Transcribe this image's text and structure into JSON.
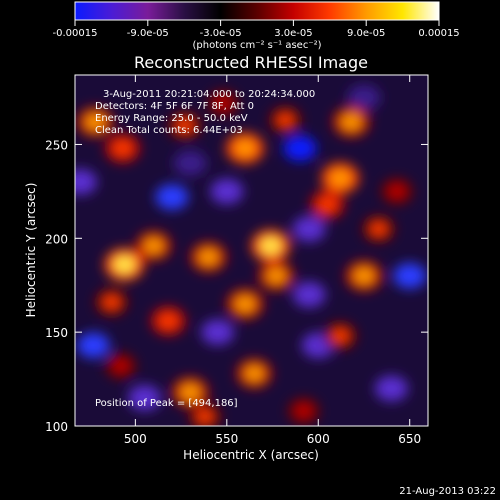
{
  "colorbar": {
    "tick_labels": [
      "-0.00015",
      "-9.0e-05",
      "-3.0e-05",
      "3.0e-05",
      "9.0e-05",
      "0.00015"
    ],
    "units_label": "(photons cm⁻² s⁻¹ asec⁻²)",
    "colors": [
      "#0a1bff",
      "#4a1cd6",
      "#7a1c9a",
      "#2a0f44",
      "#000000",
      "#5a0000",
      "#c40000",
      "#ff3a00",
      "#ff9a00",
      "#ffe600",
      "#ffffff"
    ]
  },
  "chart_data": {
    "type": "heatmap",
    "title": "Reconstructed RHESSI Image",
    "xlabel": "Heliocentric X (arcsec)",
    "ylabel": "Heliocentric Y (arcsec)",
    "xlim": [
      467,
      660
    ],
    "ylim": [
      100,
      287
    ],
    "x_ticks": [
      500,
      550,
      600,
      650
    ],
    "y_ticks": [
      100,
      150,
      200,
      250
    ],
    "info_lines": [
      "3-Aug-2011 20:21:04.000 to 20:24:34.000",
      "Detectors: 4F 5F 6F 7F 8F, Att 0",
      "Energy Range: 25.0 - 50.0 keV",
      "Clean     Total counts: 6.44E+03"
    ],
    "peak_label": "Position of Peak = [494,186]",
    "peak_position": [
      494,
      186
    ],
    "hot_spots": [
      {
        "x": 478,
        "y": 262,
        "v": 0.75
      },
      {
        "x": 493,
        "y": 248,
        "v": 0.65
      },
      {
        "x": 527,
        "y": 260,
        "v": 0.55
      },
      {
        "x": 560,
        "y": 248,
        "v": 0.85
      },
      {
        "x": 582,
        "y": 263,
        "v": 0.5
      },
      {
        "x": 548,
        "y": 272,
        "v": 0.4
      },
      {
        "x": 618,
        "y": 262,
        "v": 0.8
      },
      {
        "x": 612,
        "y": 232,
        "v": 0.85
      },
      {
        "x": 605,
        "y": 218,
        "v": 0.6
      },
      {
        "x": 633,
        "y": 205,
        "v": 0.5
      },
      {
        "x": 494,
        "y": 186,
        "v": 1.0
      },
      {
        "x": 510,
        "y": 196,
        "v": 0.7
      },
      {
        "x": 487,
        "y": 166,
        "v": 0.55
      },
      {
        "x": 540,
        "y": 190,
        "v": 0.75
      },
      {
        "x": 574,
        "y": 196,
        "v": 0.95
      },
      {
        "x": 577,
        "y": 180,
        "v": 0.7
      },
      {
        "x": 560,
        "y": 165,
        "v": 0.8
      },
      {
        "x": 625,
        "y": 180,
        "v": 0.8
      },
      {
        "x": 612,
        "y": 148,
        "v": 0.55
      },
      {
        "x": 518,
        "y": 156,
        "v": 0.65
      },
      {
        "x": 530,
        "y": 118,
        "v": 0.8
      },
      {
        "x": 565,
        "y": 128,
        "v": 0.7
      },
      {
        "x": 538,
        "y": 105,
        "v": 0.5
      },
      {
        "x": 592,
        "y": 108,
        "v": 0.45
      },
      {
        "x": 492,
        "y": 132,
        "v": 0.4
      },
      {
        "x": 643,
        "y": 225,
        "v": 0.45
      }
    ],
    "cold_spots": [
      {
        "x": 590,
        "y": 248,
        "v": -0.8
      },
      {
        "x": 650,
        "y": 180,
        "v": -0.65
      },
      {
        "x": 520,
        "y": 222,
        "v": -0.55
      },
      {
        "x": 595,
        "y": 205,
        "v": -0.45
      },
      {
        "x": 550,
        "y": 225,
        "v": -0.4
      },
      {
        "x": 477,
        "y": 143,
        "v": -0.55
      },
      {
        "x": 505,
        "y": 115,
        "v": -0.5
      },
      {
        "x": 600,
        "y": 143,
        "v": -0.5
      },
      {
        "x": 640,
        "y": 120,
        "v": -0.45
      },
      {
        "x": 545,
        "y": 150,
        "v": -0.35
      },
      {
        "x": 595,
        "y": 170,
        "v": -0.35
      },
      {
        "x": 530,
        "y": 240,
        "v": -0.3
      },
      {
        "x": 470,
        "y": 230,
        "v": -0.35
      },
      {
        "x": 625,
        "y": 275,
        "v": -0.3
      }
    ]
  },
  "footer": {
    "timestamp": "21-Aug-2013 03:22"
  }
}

...

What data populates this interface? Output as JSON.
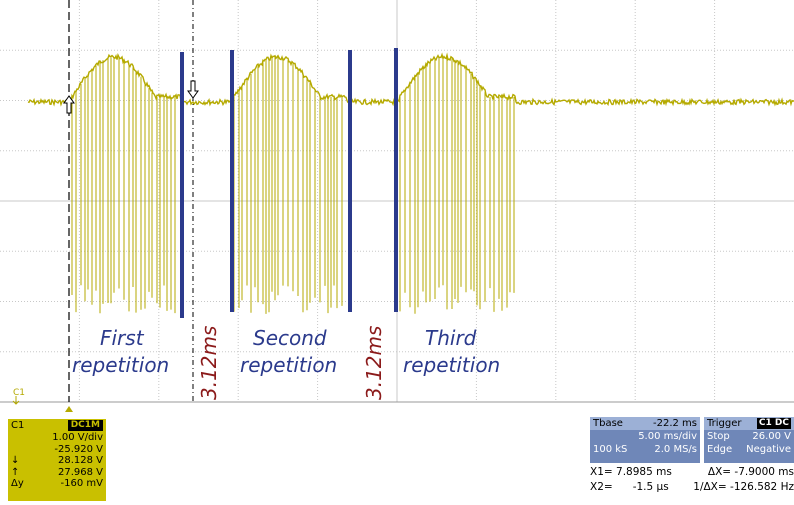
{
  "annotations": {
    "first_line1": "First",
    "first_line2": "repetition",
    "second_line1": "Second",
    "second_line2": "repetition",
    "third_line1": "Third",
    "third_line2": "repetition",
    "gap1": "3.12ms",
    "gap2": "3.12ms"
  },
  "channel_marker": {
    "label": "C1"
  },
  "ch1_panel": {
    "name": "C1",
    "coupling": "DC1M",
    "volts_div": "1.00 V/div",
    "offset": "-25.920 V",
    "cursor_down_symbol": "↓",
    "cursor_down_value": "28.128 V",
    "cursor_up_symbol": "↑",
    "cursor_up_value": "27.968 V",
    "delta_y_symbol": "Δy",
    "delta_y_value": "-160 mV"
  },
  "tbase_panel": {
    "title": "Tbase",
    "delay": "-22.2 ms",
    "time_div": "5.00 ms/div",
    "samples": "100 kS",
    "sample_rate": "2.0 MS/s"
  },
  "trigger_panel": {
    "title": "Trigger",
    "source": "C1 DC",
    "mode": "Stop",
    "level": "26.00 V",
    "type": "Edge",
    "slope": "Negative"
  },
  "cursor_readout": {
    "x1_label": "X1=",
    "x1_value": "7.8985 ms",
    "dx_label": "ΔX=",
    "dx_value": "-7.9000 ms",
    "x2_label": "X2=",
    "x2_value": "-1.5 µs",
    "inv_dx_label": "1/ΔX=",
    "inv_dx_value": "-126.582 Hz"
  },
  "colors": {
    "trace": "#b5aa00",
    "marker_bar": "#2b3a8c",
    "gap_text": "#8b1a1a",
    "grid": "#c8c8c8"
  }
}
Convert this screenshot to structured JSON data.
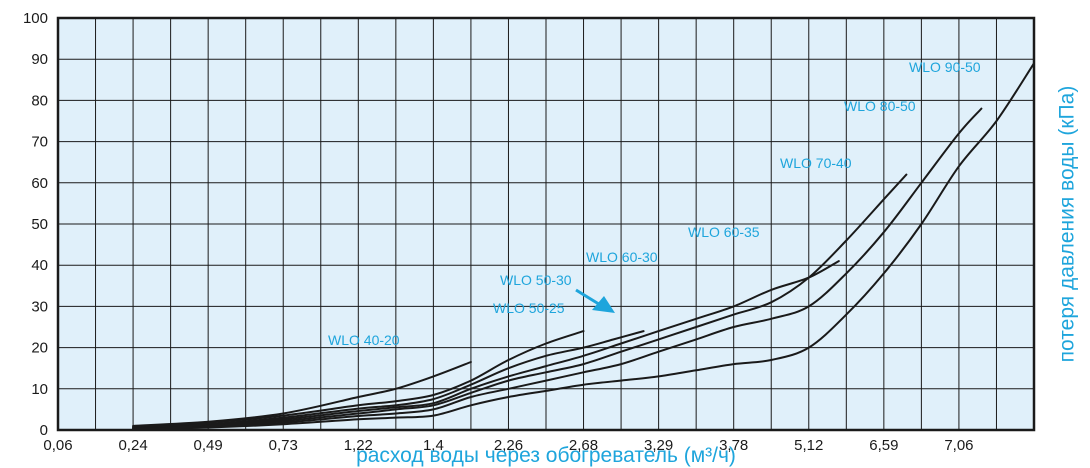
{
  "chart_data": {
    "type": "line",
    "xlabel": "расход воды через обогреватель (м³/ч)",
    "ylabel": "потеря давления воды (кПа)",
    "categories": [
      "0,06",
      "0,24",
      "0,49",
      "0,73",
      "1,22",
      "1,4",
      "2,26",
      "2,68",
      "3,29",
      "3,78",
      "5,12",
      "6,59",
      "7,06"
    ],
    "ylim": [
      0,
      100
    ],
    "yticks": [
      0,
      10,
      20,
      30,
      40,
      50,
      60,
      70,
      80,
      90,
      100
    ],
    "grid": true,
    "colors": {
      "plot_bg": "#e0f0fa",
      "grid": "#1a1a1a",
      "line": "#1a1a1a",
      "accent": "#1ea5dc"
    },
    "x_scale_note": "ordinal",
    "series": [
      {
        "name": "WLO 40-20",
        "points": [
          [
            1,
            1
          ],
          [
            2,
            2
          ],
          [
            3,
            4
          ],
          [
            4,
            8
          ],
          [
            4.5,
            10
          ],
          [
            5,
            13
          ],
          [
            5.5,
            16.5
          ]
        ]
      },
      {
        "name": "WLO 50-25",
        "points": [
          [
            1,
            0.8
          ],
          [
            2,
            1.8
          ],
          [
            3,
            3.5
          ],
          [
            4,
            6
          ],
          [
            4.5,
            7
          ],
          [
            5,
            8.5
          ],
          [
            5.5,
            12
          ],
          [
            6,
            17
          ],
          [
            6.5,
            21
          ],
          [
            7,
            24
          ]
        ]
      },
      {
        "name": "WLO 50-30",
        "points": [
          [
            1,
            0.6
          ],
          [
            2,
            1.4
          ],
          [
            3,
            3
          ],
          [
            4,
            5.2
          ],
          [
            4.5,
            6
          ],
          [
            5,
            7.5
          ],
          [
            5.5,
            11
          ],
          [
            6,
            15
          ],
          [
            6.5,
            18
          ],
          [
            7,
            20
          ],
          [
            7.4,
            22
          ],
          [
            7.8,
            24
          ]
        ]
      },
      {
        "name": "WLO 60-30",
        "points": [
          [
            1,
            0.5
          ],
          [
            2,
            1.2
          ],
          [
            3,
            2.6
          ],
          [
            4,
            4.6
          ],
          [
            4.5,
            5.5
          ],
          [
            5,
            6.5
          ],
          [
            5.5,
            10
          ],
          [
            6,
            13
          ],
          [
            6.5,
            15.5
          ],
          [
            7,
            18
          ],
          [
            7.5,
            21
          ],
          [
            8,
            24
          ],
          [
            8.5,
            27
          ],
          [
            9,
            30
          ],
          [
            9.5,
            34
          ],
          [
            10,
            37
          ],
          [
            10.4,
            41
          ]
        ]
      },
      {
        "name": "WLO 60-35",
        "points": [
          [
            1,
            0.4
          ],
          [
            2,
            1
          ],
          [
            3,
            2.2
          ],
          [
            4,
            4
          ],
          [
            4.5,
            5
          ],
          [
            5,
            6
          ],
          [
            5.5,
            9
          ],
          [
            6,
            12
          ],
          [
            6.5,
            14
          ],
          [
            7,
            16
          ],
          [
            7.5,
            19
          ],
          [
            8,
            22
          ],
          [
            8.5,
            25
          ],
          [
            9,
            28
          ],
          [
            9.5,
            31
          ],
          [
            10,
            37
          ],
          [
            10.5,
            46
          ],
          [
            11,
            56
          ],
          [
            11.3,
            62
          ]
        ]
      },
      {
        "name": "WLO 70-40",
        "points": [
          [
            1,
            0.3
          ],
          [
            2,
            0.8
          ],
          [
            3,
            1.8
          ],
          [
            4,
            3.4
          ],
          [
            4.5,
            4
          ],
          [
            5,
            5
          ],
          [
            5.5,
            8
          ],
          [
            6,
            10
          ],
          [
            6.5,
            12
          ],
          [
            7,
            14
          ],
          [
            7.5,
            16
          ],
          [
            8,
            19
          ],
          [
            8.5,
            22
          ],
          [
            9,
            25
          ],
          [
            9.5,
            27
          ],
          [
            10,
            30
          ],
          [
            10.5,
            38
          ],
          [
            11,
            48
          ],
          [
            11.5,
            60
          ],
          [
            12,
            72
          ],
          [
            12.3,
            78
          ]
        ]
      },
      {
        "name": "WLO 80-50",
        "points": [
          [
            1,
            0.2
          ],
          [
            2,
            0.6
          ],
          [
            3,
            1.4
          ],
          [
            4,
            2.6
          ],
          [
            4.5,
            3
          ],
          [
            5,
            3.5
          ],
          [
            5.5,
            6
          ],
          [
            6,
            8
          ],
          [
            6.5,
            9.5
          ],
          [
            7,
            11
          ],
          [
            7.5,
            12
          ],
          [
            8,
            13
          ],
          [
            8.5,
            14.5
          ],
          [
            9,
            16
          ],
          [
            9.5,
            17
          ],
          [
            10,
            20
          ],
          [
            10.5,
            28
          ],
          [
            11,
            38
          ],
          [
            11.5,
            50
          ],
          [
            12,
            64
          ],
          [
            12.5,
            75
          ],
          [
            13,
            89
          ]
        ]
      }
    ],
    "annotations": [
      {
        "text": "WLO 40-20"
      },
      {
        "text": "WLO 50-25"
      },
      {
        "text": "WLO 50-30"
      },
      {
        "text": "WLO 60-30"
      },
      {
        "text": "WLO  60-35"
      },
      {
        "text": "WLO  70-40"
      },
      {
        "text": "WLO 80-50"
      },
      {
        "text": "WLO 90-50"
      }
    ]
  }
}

• **Task details**: Only the number is wanted: how many lines in the entries above contain the string "this"?

• **Answer to the problem**: 3